• [Exercise]: What is the number of lines in these entries that include "dalam"? Write that number and no other text.

• [Record excerpts]:
■ ■ ■ ■ ■
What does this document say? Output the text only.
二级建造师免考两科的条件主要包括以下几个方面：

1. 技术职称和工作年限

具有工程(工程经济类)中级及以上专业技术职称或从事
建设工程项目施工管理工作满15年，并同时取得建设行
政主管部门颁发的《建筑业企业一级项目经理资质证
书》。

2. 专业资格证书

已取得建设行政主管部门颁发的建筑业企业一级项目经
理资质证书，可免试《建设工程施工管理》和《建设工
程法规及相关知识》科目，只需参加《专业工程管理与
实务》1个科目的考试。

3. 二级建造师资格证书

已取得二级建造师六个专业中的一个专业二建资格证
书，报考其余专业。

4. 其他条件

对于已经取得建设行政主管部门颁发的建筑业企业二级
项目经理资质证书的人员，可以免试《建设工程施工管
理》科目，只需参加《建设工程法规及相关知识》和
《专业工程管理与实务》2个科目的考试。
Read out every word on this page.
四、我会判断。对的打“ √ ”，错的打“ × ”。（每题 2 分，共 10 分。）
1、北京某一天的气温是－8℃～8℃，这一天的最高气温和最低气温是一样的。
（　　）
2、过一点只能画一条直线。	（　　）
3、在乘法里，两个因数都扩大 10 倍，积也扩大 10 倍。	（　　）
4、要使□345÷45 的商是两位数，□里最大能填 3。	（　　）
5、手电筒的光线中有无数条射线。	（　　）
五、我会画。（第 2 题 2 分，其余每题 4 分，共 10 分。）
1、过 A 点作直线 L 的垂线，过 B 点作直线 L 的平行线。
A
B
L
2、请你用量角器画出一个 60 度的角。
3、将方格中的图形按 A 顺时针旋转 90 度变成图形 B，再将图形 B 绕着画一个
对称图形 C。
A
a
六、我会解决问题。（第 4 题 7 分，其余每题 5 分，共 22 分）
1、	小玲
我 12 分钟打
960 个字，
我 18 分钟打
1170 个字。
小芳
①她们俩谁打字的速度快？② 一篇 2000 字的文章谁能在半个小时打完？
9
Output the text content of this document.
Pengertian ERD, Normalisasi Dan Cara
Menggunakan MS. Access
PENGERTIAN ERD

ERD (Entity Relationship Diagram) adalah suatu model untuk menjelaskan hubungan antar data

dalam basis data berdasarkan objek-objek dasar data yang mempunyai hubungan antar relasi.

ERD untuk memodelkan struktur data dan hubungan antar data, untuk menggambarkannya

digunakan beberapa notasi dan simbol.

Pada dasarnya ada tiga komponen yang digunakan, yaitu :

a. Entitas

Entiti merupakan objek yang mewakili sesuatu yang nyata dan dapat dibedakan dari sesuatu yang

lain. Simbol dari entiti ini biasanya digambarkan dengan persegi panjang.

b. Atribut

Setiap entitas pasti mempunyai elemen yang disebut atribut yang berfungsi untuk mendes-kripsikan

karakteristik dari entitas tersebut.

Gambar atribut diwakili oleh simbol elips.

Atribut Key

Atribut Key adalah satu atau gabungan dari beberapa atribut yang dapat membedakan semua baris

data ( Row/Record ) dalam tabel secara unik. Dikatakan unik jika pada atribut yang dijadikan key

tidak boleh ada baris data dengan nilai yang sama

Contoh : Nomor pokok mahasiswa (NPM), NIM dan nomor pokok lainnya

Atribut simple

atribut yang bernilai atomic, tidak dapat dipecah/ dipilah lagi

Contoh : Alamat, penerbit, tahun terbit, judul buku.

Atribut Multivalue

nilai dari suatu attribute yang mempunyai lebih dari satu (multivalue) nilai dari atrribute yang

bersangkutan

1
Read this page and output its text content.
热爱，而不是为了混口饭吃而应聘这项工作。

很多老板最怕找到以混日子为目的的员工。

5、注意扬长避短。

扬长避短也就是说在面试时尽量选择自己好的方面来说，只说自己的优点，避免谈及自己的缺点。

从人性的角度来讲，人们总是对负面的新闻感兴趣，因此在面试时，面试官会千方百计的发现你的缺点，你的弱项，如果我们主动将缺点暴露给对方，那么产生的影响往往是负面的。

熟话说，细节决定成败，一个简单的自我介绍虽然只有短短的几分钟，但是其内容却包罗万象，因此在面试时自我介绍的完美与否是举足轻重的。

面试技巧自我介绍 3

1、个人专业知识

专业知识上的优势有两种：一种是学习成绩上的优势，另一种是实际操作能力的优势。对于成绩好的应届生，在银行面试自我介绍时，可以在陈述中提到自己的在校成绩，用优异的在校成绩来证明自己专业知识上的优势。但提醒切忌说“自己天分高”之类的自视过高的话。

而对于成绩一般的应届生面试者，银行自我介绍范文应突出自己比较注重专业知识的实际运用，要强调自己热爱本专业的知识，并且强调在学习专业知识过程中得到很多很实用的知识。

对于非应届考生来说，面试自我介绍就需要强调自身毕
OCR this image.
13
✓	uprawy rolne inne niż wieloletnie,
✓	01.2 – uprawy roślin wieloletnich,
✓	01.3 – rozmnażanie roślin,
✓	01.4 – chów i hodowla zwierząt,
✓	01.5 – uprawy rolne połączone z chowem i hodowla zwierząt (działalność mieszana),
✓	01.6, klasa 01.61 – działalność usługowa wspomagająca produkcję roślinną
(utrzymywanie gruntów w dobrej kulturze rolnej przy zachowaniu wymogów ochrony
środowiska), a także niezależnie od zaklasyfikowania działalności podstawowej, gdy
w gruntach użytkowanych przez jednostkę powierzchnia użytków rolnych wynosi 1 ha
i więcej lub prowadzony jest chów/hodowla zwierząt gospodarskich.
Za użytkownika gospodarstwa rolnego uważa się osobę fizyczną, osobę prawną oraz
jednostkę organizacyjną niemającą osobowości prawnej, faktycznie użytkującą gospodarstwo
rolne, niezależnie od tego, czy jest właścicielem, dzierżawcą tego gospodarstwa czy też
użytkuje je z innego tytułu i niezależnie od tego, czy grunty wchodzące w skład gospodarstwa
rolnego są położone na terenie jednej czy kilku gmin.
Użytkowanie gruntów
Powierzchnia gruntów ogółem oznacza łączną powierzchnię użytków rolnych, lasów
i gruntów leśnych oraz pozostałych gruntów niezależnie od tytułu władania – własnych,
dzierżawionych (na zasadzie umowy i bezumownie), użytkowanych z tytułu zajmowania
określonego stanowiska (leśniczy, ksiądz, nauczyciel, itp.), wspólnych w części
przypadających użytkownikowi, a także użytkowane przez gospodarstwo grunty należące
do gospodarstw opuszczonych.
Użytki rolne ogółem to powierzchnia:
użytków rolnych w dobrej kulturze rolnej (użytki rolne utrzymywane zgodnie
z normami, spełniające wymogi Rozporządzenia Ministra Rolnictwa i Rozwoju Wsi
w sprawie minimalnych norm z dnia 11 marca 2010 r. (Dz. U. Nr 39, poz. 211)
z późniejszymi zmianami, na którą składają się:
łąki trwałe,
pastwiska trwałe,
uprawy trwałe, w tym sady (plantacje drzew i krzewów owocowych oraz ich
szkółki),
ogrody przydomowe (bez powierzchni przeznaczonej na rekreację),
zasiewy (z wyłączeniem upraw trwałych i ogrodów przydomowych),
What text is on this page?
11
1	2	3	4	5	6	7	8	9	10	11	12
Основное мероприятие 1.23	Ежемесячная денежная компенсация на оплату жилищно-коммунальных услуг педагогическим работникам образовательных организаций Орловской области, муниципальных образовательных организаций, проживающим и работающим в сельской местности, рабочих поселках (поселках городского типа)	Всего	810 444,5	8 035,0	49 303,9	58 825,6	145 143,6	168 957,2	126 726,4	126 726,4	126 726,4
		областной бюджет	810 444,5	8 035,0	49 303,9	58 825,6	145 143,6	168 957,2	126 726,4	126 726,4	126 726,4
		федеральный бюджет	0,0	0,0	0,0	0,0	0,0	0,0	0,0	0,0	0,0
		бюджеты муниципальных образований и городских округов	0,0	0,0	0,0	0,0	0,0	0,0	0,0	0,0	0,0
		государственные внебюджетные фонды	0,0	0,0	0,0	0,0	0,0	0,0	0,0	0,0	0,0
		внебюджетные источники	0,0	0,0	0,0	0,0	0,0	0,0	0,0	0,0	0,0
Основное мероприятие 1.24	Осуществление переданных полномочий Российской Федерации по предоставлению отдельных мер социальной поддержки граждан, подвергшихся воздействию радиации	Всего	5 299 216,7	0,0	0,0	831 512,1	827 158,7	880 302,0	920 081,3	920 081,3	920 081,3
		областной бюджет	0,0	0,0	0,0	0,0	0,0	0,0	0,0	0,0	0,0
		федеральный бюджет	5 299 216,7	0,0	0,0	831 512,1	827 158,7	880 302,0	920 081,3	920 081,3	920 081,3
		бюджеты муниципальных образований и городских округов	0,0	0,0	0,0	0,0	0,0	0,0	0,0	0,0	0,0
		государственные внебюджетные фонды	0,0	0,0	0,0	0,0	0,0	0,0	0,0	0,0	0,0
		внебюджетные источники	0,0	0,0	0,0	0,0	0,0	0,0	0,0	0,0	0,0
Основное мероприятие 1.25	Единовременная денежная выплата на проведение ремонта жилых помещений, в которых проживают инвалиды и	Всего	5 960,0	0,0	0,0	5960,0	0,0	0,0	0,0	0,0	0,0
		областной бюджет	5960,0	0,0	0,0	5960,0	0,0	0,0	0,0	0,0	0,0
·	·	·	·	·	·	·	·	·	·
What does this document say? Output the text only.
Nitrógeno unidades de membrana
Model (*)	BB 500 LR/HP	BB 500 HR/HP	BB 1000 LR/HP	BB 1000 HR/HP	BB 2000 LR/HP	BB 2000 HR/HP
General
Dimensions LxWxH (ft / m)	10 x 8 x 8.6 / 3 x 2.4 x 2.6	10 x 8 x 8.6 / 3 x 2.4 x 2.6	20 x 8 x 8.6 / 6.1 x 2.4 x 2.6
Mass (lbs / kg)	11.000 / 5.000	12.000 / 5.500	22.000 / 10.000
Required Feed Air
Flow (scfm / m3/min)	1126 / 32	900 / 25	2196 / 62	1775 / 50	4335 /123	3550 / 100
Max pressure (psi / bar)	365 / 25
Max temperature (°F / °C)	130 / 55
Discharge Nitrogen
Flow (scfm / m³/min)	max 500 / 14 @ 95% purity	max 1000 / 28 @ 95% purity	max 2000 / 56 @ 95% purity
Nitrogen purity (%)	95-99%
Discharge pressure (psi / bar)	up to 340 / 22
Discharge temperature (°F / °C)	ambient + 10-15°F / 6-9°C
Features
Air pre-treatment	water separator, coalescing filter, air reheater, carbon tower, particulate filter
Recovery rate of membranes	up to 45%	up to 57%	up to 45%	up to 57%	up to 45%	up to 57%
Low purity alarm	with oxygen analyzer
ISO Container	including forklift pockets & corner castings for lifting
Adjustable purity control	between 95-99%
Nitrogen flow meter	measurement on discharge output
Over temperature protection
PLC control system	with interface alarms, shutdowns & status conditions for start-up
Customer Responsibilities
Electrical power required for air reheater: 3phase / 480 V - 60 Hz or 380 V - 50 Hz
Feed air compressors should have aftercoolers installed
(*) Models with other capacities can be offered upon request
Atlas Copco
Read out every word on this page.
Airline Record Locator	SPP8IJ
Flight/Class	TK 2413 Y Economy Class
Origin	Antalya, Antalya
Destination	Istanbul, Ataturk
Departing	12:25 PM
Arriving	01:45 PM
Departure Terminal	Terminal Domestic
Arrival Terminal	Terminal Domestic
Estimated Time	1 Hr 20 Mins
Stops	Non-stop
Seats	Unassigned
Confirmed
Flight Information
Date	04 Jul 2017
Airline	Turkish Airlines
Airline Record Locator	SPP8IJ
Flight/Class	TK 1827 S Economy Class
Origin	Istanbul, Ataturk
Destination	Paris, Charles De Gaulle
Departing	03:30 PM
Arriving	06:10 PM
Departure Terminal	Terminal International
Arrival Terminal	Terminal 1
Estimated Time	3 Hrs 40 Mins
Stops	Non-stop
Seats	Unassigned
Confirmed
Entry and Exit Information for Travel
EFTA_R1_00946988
■ ■ ■ ■ ■
• [Answer]: 2